AIM OF THE EXERCISE = Leaving out the pictures, transcribe all of the records faithfully.

──────── DATA TO PROCESS

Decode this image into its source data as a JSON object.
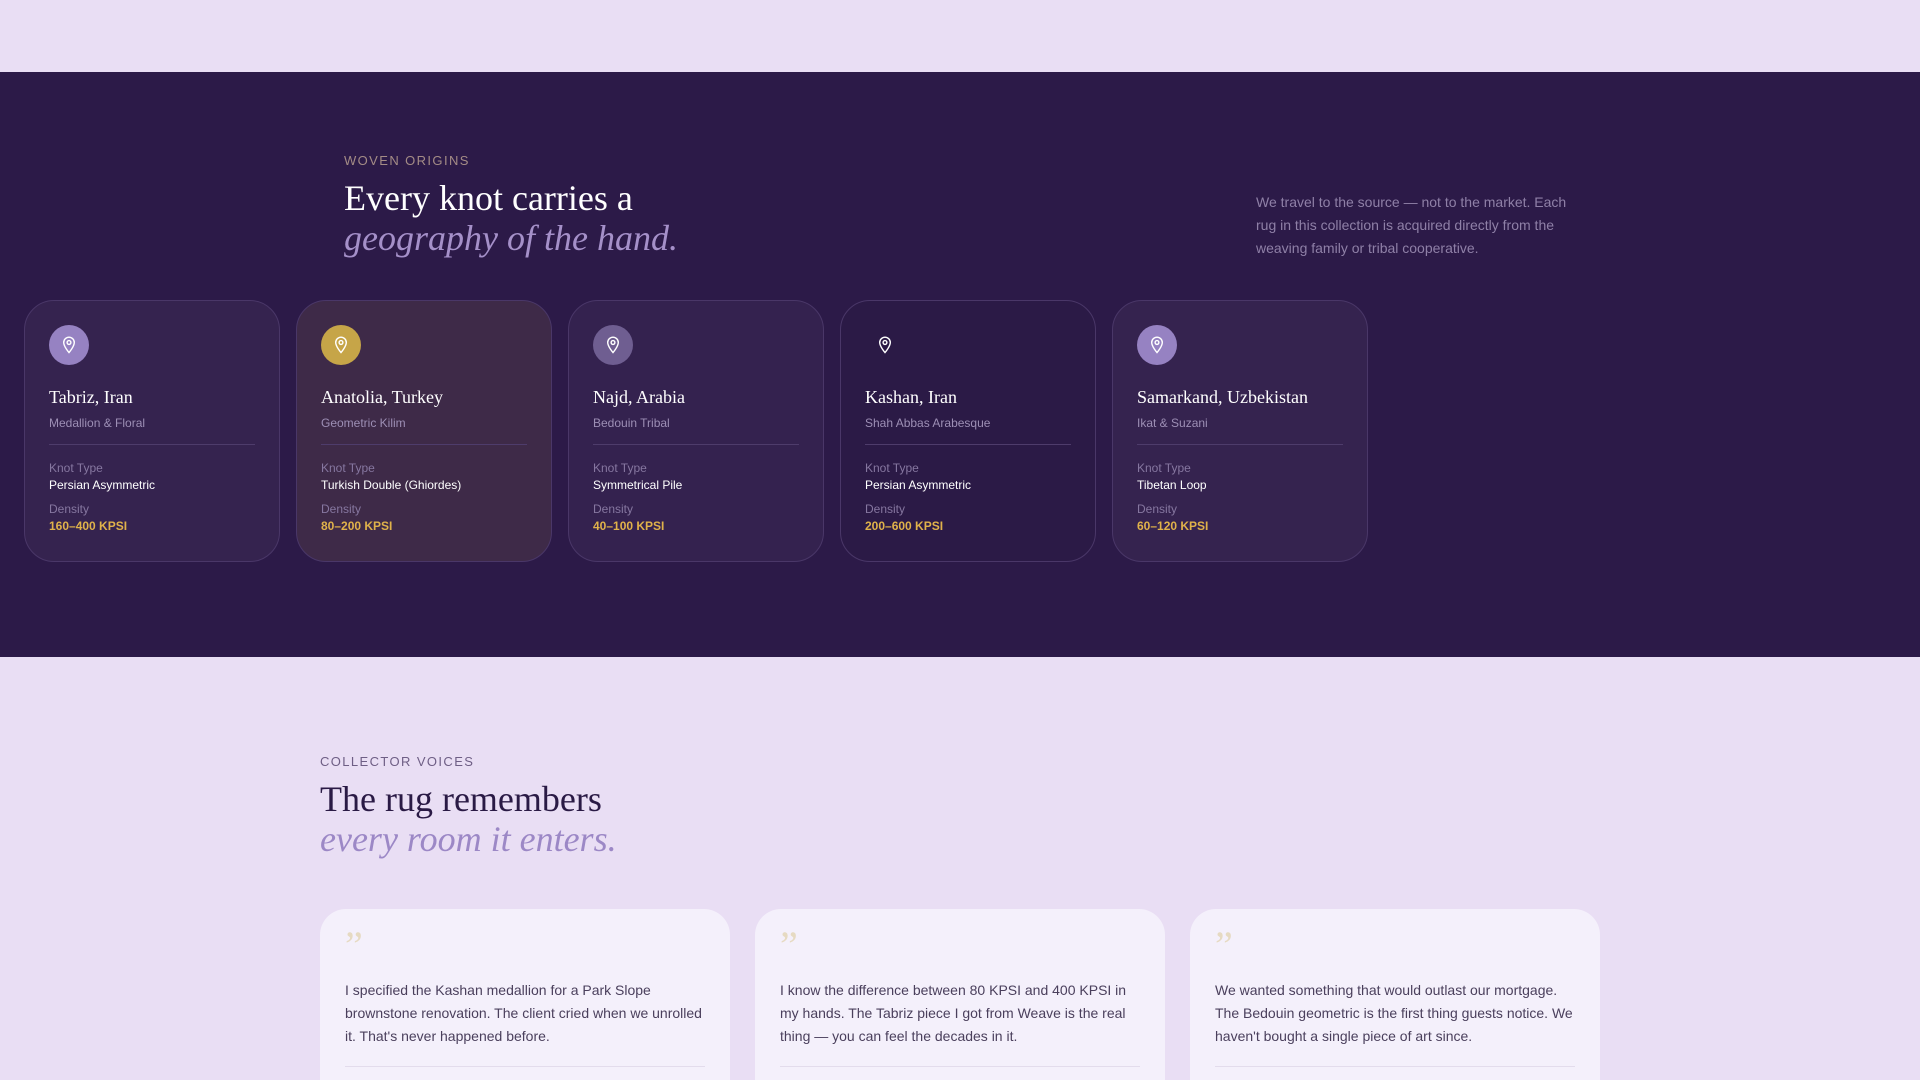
{
  "origins": {
    "eyebrow": "WOVEN ORIGINS",
    "title_line1": "Every knot carries a",
    "title_line2": "geography of the hand.",
    "lede": "We travel to the source — not to the market. Each rug in this collection is acquired directly from the weaving family or tribal cooperative.",
    "knot_label": "Knot Type",
    "density_label": "Density",
    "icon": "map-pin-icon",
    "cards": [
      {
        "city": "Tabriz, Iran",
        "style": "Medallion & Floral",
        "knot": "Persian Asymmetric",
        "density": "160–400 KPSI"
      },
      {
        "city": "Anatolia, Turkey",
        "style": "Geometric Kilim",
        "knot": "Turkish Double (Ghiordes)",
        "density": "80–200 KPSI"
      },
      {
        "city": "Najd, Arabia",
        "style": "Bedouin Tribal",
        "knot": "Symmetrical Pile",
        "density": "40–100 KPSI"
      },
      {
        "city": "Kashan, Iran",
        "style": "Shah Abbas Arabesque",
        "knot": "Persian Asymmetric",
        "density": "200–600 KPSI"
      },
      {
        "city": "Samarkand, Uzbekistan",
        "style": "Ikat & Suzani",
        "knot": "Tibetan Loop",
        "density": "60–120 KPSI"
      }
    ]
  },
  "voices": {
    "eyebrow": "COLLECTOR VOICES",
    "title_line1": "The rug remembers",
    "title_line2": "every room it enters.",
    "quote_mark": "”",
    "quotes": [
      "I specified the Kashan medallion for a Park Slope brownstone renovation. The client cried when we unrolled it. That's never happened before.",
      "I know the difference between 80 KPSI and 400 KPSI in my hands. The Tabriz piece I got from Weave is the real thing — you can feel the decades in it.",
      "We wanted something that would outlast our mortgage. The Bedouin geometric is the first thing guests notice. We haven't bought a single piece of art since."
    ]
  },
  "colors": {
    "section_dark": "#2c1a48",
    "page_light": "#e9def4",
    "accent_gold": "#e0b24a",
    "accent_lilac": "#a590c9"
  }
}
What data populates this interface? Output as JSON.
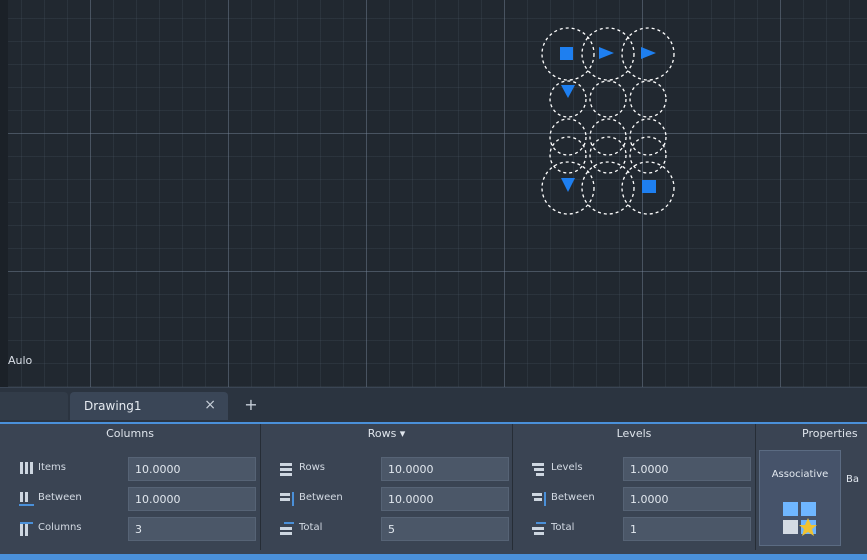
{
  "canvas": {
    "ucs_label": "Aulo",
    "grid_color": "#7b879b"
  },
  "tabs": {
    "active": "Drawing1",
    "close_glyph": "×",
    "add_glyph": "+"
  },
  "ribbon": {
    "columns": {
      "title": "Columns",
      "rows": [
        {
          "label": "Items",
          "value": "10.0000",
          "icon": "columns-count-icon"
        },
        {
          "label": "Between",
          "value": "10.0000",
          "icon": "columns-between-icon"
        },
        {
          "label": "Columns",
          "value": "3",
          "icon": "columns-total-icon"
        }
      ]
    },
    "rows": {
      "title": "Rows ▾",
      "rows": [
        {
          "label": "Rows",
          "value": "10.0000",
          "icon": "rows-count-icon"
        },
        {
          "label": "Between",
          "value": "10.0000",
          "icon": "rows-between-icon"
        },
        {
          "label": "Total",
          "value": "5",
          "icon": "rows-total-icon"
        }
      ]
    },
    "levels": {
      "title": "Levels",
      "rows": [
        {
          "label": "Levels",
          "value": "1.0000",
          "icon": "levels-count-icon"
        },
        {
          "label": "Between",
          "value": "1.0000",
          "icon": "levels-between-icon"
        },
        {
          "label": "Total",
          "value": "1",
          "icon": "levels-total-icon"
        }
      ]
    },
    "properties": {
      "title": "Properties",
      "associative_label": "Associative",
      "basepoint_label": "Ba"
    },
    "accent": "#4a90d9"
  }
}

────────────────

WRITTEN RESPONSE =
Decode this image into its source data as a JSON object.
{
  "origins": {
    "eyebrow": "WOVEN ORIGINS",
    "title_line1": "Every knot carries a",
    "title_line2": "geography of the hand.",
    "lede": "We travel to the source — not to the market. Each rug in this collection is acquired directly from the weaving family or tribal cooperative.",
    "knot_label": "Knot Type",
    "density_label": "Density",
    "icon": "map-pin-icon",
    "cards": [
      {
        "city": "Tabriz, Iran",
        "style": "Medallion & Floral",
        "knot": "Persian Asymmetric",
        "density": "160–400 KPSI"
      },
      {
        "city": "Anatolia, Turkey",
        "style": "Geometric Kilim",
        "knot": "Turkish Double (Ghiordes)",
        "density": "80–200 KPSI"
      },
      {
        "city": "Najd, Arabia",
        "style": "Bedouin Tribal",
        "knot": "Symmetrical Pile",
        "density": "40–100 KPSI"
      },
      {
        "city": "Kashan, Iran",
        "style": "Shah Abbas Arabesque",
        "knot": "Persian Asymmetric",
        "density": "200–600 KPSI"
      },
      {
        "city": "Samarkand, Uzbekistan",
        "style": "Ikat & Suzani",
        "knot": "Tibetan Loop",
        "density": "60–120 KPSI"
      }
    ]
  },
  "voices": {
    "eyebrow": "COLLECTOR VOICES",
    "title_line1": "The rug remembers",
    "title_line2": "every room it enters.",
    "quote_mark": "”",
    "quotes": [
      "I specified the Kashan medallion for a Park Slope brownstone renovation. The client cried when we unrolled it. That's never happened before.",
      "I know the difference between 80 KPSI and 400 KPSI in my hands. The Tabriz piece I got from Weave is the real thing — you can feel the decades in it.",
      "We wanted something that would outlast our mortgage. The Bedouin geometric is the first thing guests notice. We haven't bought a single piece of art since."
    ]
  },
  "colors": {
    "section_dark": "#2c1a48",
    "page_light": "#e9def4",
    "accent_gold": "#e0b24a",
    "accent_lilac": "#a590c9"
  }
}
What data populates this interface? Output as JSON.
{
  "canvas": {
    "ucs_label": "Aulo",
    "grid_color": "#7b879b"
  },
  "tabs": {
    "active": "Drawing1",
    "close_glyph": "×",
    "add_glyph": "+"
  },
  "ribbon": {
    "columns": {
      "title": "Columns",
      "rows": [
        {
          "label": "Items",
          "value": "10.0000",
          "icon": "columns-count-icon"
        },
        {
          "label": "Between",
          "value": "10.0000",
          "icon": "columns-between-icon"
        },
        {
          "label": "Columns",
          "value": "3",
          "icon": "columns-total-icon"
        }
      ]
    },
    "rows": {
      "title": "Rows ▾",
      "rows": [
        {
          "label": "Rows",
          "value": "10.0000",
          "icon": "rows-count-icon"
        },
        {
          "label": "Between",
          "value": "10.0000",
          "icon": "rows-between-icon"
        },
        {
          "label": "Total",
          "value": "5",
          "icon": "rows-total-icon"
        }
      ]
    },
    "levels": {
      "title": "Levels",
      "rows": [
        {
          "label": "Levels",
          "value": "1.0000",
          "icon": "levels-count-icon"
        },
        {
          "label": "Between",
          "value": "1.0000",
          "icon": "levels-between-icon"
        },
        {
          "label": "Total",
          "value": "1",
          "icon": "levels-total-icon"
        }
      ]
    },
    "properties": {
      "title": "Properties",
      "associative_label": "Associative",
      "basepoint_label": "Ba"
    },
    "accent": "#4a90d9"
  }
}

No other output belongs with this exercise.